begin ENTRIES
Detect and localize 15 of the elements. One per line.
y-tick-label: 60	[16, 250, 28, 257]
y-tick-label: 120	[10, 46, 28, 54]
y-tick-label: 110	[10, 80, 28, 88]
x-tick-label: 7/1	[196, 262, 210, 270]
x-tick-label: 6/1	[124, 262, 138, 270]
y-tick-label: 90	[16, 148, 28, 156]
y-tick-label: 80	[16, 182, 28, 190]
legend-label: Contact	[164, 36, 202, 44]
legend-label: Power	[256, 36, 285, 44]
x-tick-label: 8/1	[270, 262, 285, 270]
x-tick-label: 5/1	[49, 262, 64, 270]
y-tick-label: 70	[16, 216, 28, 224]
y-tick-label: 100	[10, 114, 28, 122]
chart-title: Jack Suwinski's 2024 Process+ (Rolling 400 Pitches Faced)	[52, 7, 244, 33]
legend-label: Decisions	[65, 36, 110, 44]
end ENTRIES
◆ **STATED EXERCISE**
Quote the material above in full, reproducing every line verbatim and in its original order.

◆ **SOLUTION FOR THIS TASK**
Detect and localize 15 of the elements. One per line.
y-tick-label: 60	[16, 250, 28, 257]
y-tick-label: 120	[10, 46, 28, 54]
y-tick-label: 110	[10, 80, 28, 88]
x-tick-label: 7/1	[196, 262, 210, 270]
x-tick-label: 6/1	[124, 262, 138, 270]
y-tick-label: 90	[16, 148, 28, 156]
y-tick-label: 80	[16, 182, 28, 190]
legend-label: Contact	[164, 36, 202, 44]
legend-label: Power	[256, 36, 285, 44]
x-tick-label: 8/1	[270, 262, 285, 270]
x-tick-label: 5/1	[49, 262, 64, 270]
y-tick-label: 70	[16, 216, 28, 224]
y-tick-label: 100	[10, 114, 28, 122]
chart-title: Jack Suwinski's 2024 Process+ (Rolling 400 Pitches Faced)	[52, 7, 244, 33]
legend-label: Decisions	[65, 36, 110, 44]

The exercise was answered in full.